Copy the lines below word for word, starting at the line that contains "b4-signature: Иван Сидоров. [1,700,82,712]" and ending after the line that contains "watermark: reshaka.com [64,236,125,248]".

— start of Material —

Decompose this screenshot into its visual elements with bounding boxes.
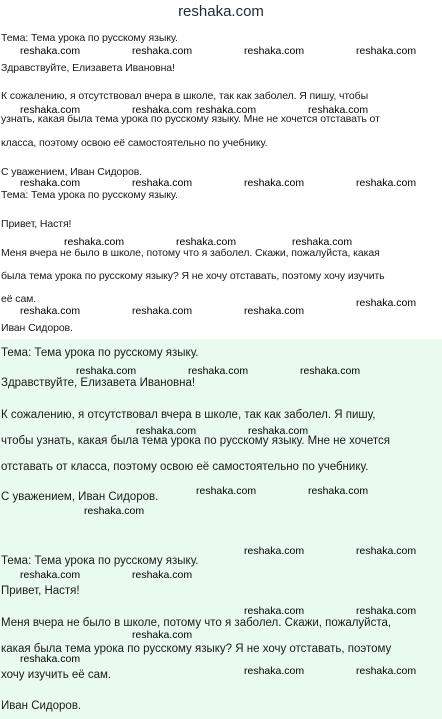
b4-signature: Иван Сидоров. [1,700,82,712]
b4-greeting: Привет, Настя! [1,585,80,597]
watermark: reshaka.com [356,605,417,617]
b3-body-line-2: чтобы узнать, какая была тема урока по русскому языку. Мне не хочется [1,435,390,447]
watermark: reshaka.com [356,297,417,309]
watermark: reshaka.com [84,505,145,517]
watermark: reshaka.com [132,177,193,189]
watermark: reshaka.com [188,365,249,377]
watermark: reshaka.com [308,104,369,116]
watermark: reshaka.com [292,236,353,248]
b4-body-line-1: Меня вчера не было в школе, потому что я заболел. Скажи, пожалуйста, [1,617,392,629]
b1-body-line-2: узнать, какая была тема урока по русскому языку. Мне не хочется отставать от [1,113,380,125]
watermark: reshaka.com [132,569,193,581]
watermark: reshaka.com [244,605,305,617]
watermark: reshaka.com [64,236,125,248]
b3-body-line-3: отставать от класса, поэтому освою её самостоятельно по учебнику. [1,461,369,473]
b4-body-line-3: хочу изучить её сам. [1,669,112,681]
watermark: reshaka.com [176,236,237,248]
b2-greeting: Привет, Настя! [1,218,72,230]
b2-subject-line: Тема: Тема урока по русскому языку. [1,189,178,201]
watermark: reshaka.com [244,665,305,677]
b4-body-line-2: какая была тема урока по русскому языку? Я не хочу отставать, поэтому [1,643,392,655]
watermark: reshaka.com [308,485,369,497]
b4-subject-line: Тема: Тема урока по русскому языку. [1,555,199,567]
watermark: reshaka.com [244,177,305,189]
watermark: reshaka.com [20,104,81,116]
watermark: reshaka.com [20,653,81,665]
site-header-logo[interactable]: reshaka.com [178,3,264,20]
b1-body-line-1: К сожалению, я отсутствовал вчера в школе, так как заболел. Я пишу, чтобы [1,90,369,102]
b2-signature: Иван Сидоров. [1,322,73,334]
watermark: reshaka.com [248,425,309,437]
watermark: reshaka.com [76,365,137,377]
watermark: reshaka.com [356,177,417,189]
watermark: reshaka.com [356,665,417,677]
watermark: reshaka.com [20,569,81,581]
b1-signoff: С уважением, Иван Сидоров. [1,166,143,178]
watermark: reshaka.com [20,177,81,189]
b3-body-line-1: К сожалению, я отсутствовал вчера в школе, так как заболел. Я пишу, [1,409,376,421]
watermark: reshaka.com [244,305,305,317]
b1-greeting: Здравствуйте, Елизавета Ивановна! [1,62,175,74]
watermark: reshaka.com [132,305,193,317]
watermark: reshaka.com [196,485,257,497]
watermark: reshaka.com [20,45,81,57]
b3-signoff: С уважением, Иван Сидоров. [1,491,159,503]
watermark: reshaka.com [132,45,193,57]
watermark: reshaka.com [356,545,417,557]
watermark: reshaka.com [244,45,305,57]
watermark: reshaka.com [356,45,417,57]
watermark: reshaka.com [136,425,197,437]
b3-subject-line: Тема: Тема урока по русскому языку. [1,347,199,359]
b3-greeting: Здравствуйте, Елизавета Ивановна! [1,377,196,389]
b1-body-line-3: класса, поэтому освою её самостоятельно по учебнику. [1,137,268,149]
watermark: reshaka.com [300,365,361,377]
b2-body-line-1: Меня вчера не было в школе, потому что я заболел. Скажи, пожалуйста, какая [1,247,380,259]
watermark: reshaka.com [20,305,81,317]
watermark: reshaka.com [196,104,257,116]
watermark: reshaka.com [132,629,193,641]
watermark: reshaka.com [244,545,305,557]
b1-subject-line: Тема: Тема урока по русскому языку. [1,32,178,44]
b2-body-line-3: её сам. [1,293,37,305]
watermark: reshaka.com [132,104,193,116]
b2-body-line-2: была тема урока по русскому языку? Я не хочу отставать, поэтому хочу изучить [1,270,385,282]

— end of Material —

• Reply to the task
b4-signature: Иван Сидоров. [1,700,82,712]
b4-greeting: Привет, Настя! [1,585,80,597]
watermark: reshaka.com [356,605,417,617]
b3-body-line-2: чтобы узнать, какая была тема урока по русскому языку. Мне не хочется [1,435,390,447]
watermark: reshaka.com [356,297,417,309]
watermark: reshaka.com [84,505,145,517]
watermark: reshaka.com [132,177,193,189]
watermark: reshaka.com [188,365,249,377]
watermark: reshaka.com [308,104,369,116]
watermark: reshaka.com [292,236,353,248]
b4-body-line-1: Меня вчера не было в школе, потому что я заболел. Скажи, пожалуйста, [1,617,392,629]
b1-body-line-2: узнать, какая была тема урока по русскому языку. Мне не хочется отставать от [1,113,380,125]
watermark: reshaka.com [132,569,193,581]
watermark: reshaka.com [244,605,305,617]
watermark: reshaka.com [64,236,125,248]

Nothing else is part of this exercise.